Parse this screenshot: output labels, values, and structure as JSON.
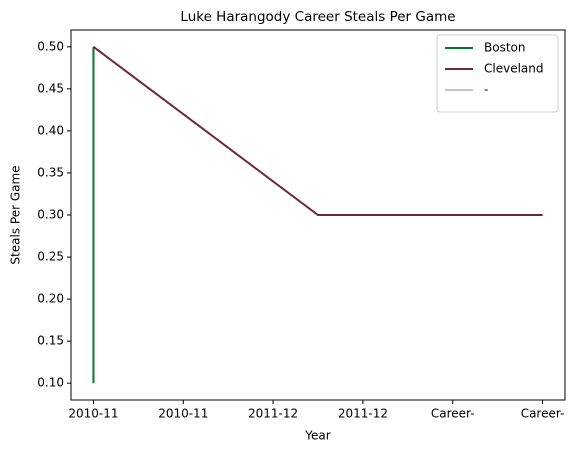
{
  "chart_data": {
    "type": "line",
    "title": "Luke Harangody Career Steals Per Game",
    "xlabel": "Year",
    "ylabel": "Steals Per Game",
    "xlim": [
      -0.25,
      5.25
    ],
    "ylim": [
      0.08,
      0.52
    ],
    "xticks": [
      {
        "value": 0,
        "label": "2010-11"
      },
      {
        "value": 1,
        "label": "2010-11"
      },
      {
        "value": 2,
        "label": "2011-12"
      },
      {
        "value": 3,
        "label": "2011-12"
      },
      {
        "value": 4,
        "label": "Career-"
      },
      {
        "value": 5,
        "label": "Career-"
      }
    ],
    "yticks": [
      {
        "value": 0.1,
        "label": "0.10"
      },
      {
        "value": 0.15,
        "label": "0.15"
      },
      {
        "value": 0.2,
        "label": "0.20"
      },
      {
        "value": 0.25,
        "label": "0.25"
      },
      {
        "value": 0.3,
        "label": "0.30"
      },
      {
        "value": 0.35,
        "label": "0.35"
      },
      {
        "value": 0.4,
        "label": "0.40"
      },
      {
        "value": 0.45,
        "label": "0.45"
      },
      {
        "value": 0.5,
        "label": "0.50"
      }
    ],
    "legend": "upper right",
    "series": [
      {
        "name": "Boston",
        "color": "#007a33",
        "x": [
          0,
          0
        ],
        "values": [
          0.1,
          0.5
        ]
      },
      {
        "name": "Cleveland",
        "color": "#6f263d",
        "x": [
          0,
          2.5,
          5
        ],
        "values": [
          0.5,
          0.3,
          0.3
        ]
      },
      {
        "name": "-",
        "color": "#c4c4c4",
        "x": [],
        "values": []
      }
    ]
  }
}
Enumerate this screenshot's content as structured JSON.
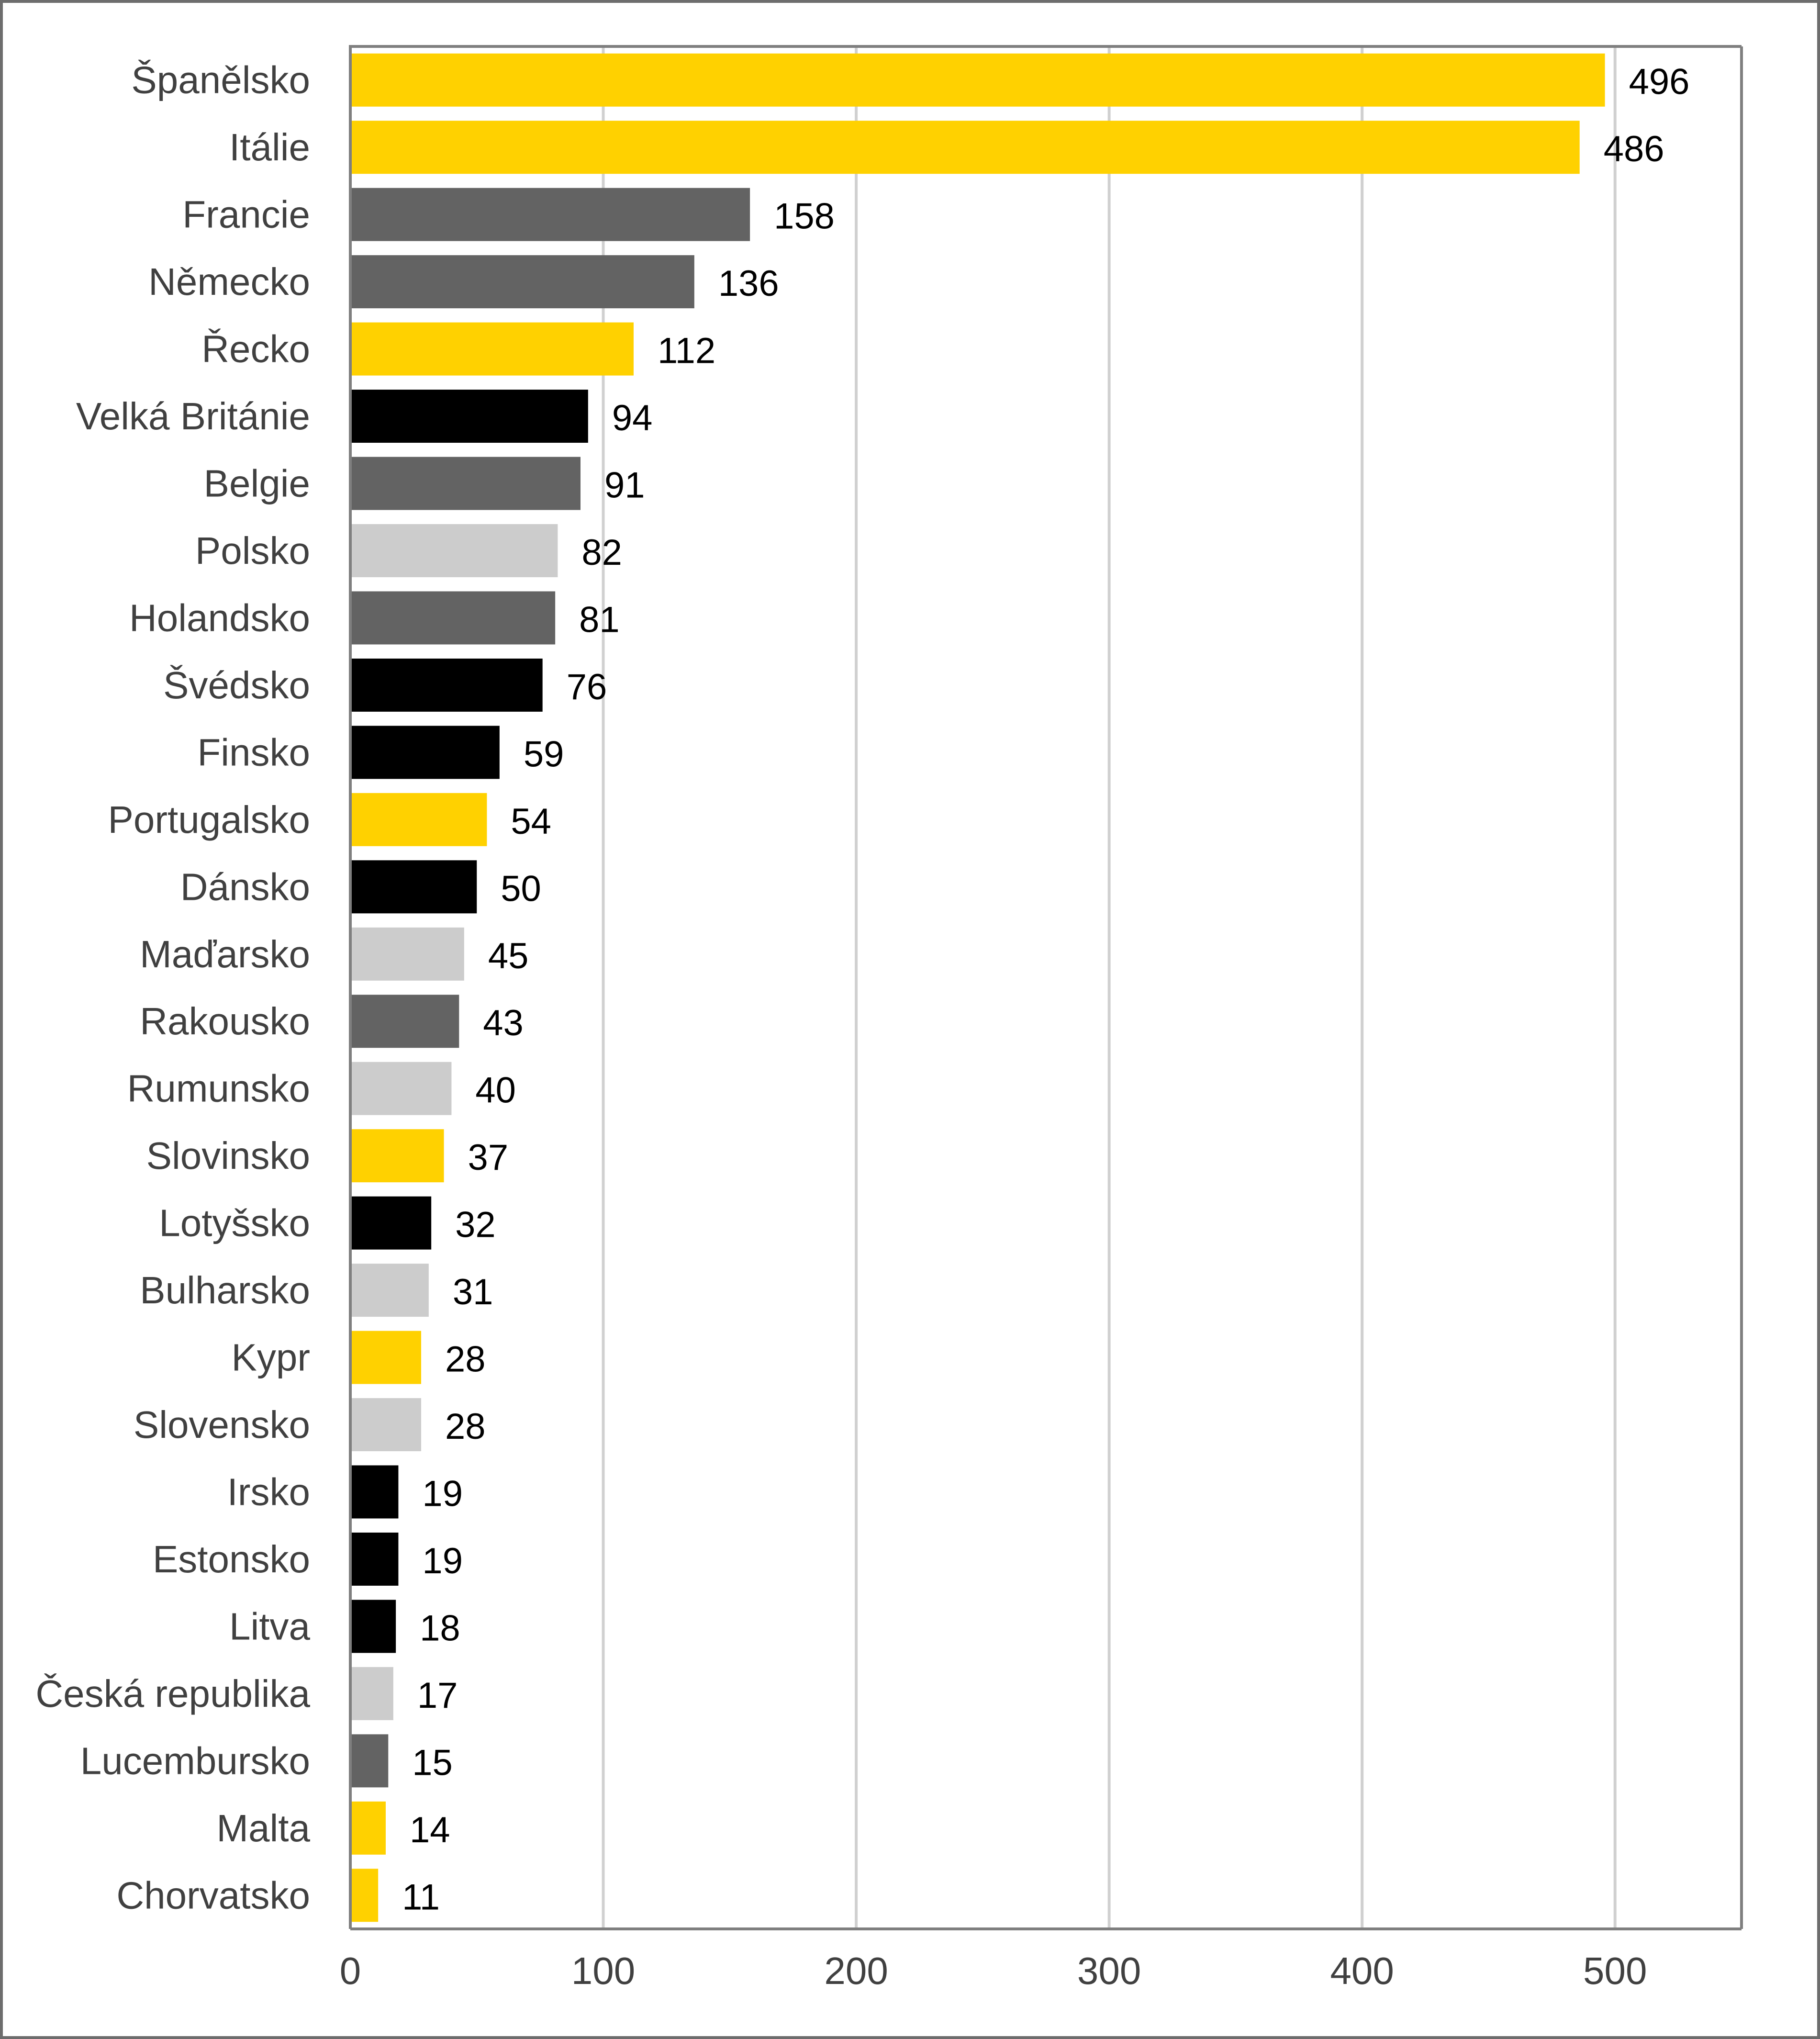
{
  "chart_data": {
    "type": "bar",
    "orientation": "horizontal",
    "title": "",
    "xlabel": "",
    "ylabel": "",
    "xlim": [
      0,
      550
    ],
    "xticks": [
      0,
      100,
      200,
      300,
      400,
      500
    ],
    "grid": true,
    "legend": "none",
    "colors": {
      "yellow": "#FFD100",
      "dark_gray": "#636363",
      "black": "#000000",
      "light_gray": "#CCCCCC",
      "grid": "#D0D0D0",
      "axis": "#7F7F7F"
    },
    "bars": [
      {
        "category": "Španělsko",
        "value": 496,
        "color": "yellow"
      },
      {
        "category": "Itálie",
        "value": 486,
        "color": "yellow"
      },
      {
        "category": "Francie",
        "value": 158,
        "color": "dark_gray"
      },
      {
        "category": "Německo",
        "value": 136,
        "color": "dark_gray"
      },
      {
        "category": "Řecko",
        "value": 112,
        "color": "yellow"
      },
      {
        "category": "Velká Británie",
        "value": 94,
        "color": "black"
      },
      {
        "category": "Belgie",
        "value": 91,
        "color": "dark_gray"
      },
      {
        "category": "Polsko",
        "value": 82,
        "color": "light_gray"
      },
      {
        "category": "Holandsko",
        "value": 81,
        "color": "dark_gray"
      },
      {
        "category": "Švédsko",
        "value": 76,
        "color": "black"
      },
      {
        "category": "Finsko",
        "value": 59,
        "color": "black"
      },
      {
        "category": "Portugalsko",
        "value": 54,
        "color": "yellow"
      },
      {
        "category": "Dánsko",
        "value": 50,
        "color": "black"
      },
      {
        "category": "Maďarsko",
        "value": 45,
        "color": "light_gray"
      },
      {
        "category": "Rakousko",
        "value": 43,
        "color": "dark_gray"
      },
      {
        "category": "Rumunsko",
        "value": 40,
        "color": "light_gray"
      },
      {
        "category": "Slovinsko",
        "value": 37,
        "color": "yellow"
      },
      {
        "category": "Lotyšsko",
        "value": 32,
        "color": "black"
      },
      {
        "category": "Bulharsko",
        "value": 31,
        "color": "light_gray"
      },
      {
        "category": "Kypr",
        "value": 28,
        "color": "yellow"
      },
      {
        "category": "Slovensko",
        "value": 28,
        "color": "light_gray"
      },
      {
        "category": "Irsko",
        "value": 19,
        "color": "black"
      },
      {
        "category": "Estonsko",
        "value": 19,
        "color": "black"
      },
      {
        "category": "Litva",
        "value": 18,
        "color": "black"
      },
      {
        "category": "Česká republika",
        "value": 17,
        "color": "light_gray"
      },
      {
        "category": "Lucembursko",
        "value": 15,
        "color": "dark_gray"
      },
      {
        "category": "Malta",
        "value": 14,
        "color": "yellow"
      },
      {
        "category": "Chorvatsko",
        "value": 11,
        "color": "yellow"
      }
    ]
  }
}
########
→ **Goal**
Give only the number of lines in the data that hold the word "values".

→ **Answer to this exercise**
4